● TASK TO COMPLETE
The lines to extract begin at the one containing "What data was" and run to the end of the listing; set them down exactly and alone.
begin AVAILABLE DATA
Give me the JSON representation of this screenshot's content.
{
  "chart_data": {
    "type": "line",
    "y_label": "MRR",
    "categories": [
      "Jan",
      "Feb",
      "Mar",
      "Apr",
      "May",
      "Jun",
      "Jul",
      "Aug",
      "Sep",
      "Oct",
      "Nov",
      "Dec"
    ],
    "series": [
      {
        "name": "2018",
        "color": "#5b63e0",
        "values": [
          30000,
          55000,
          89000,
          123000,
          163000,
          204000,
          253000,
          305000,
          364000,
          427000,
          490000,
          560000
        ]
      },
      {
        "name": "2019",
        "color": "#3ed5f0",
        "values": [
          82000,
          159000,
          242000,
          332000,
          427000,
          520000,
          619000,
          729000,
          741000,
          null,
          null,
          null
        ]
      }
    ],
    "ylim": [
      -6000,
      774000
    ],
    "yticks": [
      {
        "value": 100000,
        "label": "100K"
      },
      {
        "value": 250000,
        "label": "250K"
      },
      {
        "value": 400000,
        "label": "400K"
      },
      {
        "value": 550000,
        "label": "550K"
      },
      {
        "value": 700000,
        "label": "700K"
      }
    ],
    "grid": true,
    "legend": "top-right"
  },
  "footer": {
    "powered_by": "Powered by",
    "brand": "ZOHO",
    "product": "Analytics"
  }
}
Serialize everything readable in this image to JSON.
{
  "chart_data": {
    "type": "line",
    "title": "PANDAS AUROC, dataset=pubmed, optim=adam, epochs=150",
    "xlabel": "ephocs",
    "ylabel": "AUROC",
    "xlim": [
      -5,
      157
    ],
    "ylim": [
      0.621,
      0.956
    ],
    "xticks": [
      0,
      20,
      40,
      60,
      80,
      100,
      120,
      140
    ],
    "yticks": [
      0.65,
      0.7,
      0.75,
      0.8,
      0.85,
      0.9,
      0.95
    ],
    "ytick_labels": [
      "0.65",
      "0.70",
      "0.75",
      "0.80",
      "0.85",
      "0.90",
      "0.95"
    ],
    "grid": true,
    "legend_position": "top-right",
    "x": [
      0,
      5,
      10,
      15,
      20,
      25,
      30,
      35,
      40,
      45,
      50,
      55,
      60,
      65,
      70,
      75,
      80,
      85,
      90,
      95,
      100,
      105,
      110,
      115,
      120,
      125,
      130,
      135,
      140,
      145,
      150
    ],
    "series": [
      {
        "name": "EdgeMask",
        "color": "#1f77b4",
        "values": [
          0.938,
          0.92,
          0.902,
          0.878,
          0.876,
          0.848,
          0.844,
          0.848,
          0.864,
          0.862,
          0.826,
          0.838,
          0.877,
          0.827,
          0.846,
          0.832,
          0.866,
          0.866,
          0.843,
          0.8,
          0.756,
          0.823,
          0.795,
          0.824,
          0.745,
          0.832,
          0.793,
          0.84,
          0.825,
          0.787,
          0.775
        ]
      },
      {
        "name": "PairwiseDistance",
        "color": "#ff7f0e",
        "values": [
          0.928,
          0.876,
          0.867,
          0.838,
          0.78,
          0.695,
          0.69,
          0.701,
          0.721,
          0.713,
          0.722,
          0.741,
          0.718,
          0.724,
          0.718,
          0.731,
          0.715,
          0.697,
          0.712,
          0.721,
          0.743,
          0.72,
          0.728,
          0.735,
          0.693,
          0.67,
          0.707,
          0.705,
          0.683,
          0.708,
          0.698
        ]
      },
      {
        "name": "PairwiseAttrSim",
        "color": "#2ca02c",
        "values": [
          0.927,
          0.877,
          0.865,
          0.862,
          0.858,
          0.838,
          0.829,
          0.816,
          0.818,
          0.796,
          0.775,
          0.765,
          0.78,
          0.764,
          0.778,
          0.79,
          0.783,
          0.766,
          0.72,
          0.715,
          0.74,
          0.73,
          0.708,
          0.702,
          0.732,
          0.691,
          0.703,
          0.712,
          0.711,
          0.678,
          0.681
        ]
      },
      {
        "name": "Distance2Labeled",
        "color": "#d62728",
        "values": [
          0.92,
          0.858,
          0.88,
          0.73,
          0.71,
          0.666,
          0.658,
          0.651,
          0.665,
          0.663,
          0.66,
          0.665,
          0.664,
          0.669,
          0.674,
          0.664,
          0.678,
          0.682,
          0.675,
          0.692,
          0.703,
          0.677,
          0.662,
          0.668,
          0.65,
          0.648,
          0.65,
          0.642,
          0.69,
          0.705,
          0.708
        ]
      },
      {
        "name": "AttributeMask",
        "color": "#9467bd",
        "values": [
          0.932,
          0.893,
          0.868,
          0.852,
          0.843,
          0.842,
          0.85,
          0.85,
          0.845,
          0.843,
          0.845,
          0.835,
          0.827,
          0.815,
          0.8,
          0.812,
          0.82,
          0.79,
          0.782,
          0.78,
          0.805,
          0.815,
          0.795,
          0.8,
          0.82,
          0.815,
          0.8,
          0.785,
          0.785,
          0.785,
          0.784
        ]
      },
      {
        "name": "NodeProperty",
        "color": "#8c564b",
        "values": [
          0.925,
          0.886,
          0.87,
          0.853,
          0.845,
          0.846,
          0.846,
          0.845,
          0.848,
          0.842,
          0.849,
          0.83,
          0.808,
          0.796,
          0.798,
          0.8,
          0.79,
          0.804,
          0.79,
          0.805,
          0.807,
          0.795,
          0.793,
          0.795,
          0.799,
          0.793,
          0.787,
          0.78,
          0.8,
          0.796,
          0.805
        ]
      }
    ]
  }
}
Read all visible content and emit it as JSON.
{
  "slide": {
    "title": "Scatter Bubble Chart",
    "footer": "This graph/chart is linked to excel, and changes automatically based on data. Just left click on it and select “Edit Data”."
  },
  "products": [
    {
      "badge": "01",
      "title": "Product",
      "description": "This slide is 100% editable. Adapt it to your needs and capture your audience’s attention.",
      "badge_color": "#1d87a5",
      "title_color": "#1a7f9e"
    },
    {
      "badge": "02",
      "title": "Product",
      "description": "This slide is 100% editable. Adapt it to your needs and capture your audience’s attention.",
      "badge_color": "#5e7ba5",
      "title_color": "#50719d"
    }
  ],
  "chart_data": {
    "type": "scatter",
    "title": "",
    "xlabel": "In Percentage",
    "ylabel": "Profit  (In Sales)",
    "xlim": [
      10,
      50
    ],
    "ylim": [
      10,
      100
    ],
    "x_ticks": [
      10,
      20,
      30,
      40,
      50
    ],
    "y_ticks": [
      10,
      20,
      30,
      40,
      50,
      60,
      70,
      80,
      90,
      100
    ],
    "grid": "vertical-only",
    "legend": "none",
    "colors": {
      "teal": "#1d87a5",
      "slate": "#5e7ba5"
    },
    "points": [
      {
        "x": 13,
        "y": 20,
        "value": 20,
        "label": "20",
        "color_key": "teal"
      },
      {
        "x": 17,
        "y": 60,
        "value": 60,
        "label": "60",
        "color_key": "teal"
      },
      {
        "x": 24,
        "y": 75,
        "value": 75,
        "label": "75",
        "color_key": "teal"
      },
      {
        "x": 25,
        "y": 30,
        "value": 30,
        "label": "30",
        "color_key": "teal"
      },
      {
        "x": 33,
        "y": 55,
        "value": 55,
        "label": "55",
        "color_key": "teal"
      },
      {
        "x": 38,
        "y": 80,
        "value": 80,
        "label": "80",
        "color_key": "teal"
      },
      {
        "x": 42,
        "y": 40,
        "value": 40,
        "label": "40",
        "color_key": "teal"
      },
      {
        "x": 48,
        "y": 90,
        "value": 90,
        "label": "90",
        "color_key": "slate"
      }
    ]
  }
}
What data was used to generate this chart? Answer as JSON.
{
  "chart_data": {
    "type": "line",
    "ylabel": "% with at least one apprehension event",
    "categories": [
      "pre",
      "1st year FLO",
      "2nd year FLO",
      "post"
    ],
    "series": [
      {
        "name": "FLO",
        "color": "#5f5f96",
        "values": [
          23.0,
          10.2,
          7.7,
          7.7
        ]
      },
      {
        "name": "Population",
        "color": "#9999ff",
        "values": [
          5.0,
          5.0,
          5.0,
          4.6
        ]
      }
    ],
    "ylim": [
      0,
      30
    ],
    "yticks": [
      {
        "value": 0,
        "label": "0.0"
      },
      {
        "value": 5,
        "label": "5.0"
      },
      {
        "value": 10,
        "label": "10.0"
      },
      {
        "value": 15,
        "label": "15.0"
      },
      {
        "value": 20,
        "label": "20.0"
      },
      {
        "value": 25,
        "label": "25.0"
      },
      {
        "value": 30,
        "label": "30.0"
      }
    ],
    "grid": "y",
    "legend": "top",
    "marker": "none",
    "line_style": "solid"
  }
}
end AVAILABLE DATA
● TASK SOLUTION
What data was used to generate this chart? Answer as JSON.
{
  "chart_data": {
    "type": "line",
    "ylabel": "% with at least one apprehension event",
    "categories": [
      "pre",
      "1st year FLO",
      "2nd year FLO",
      "post"
    ],
    "series": [
      {
        "name": "FLO",
        "color": "#5f5f96",
        "values": [
          23.0,
          10.2,
          7.7,
          7.7
        ]
      },
      {
        "name": "Population",
        "color": "#9999ff",
        "values": [
          5.0,
          5.0,
          5.0,
          4.6
        ]
      }
    ],
    "ylim": [
      0,
      30
    ],
    "yticks": [
      {
        "value": 0,
        "label": "0.0"
      },
      {
        "value": 5,
        "label": "5.0"
      },
      {
        "value": 10,
        "label": "10.0"
      },
      {
        "value": 15,
        "label": "15.0"
      },
      {
        "value": 20,
        "label": "20.0"
      },
      {
        "value": 25,
        "label": "25.0"
      },
      {
        "value": 30,
        "label": "30.0"
      }
    ],
    "grid": "y",
    "legend": "top",
    "marker": "none",
    "line_style": "solid"
  }
}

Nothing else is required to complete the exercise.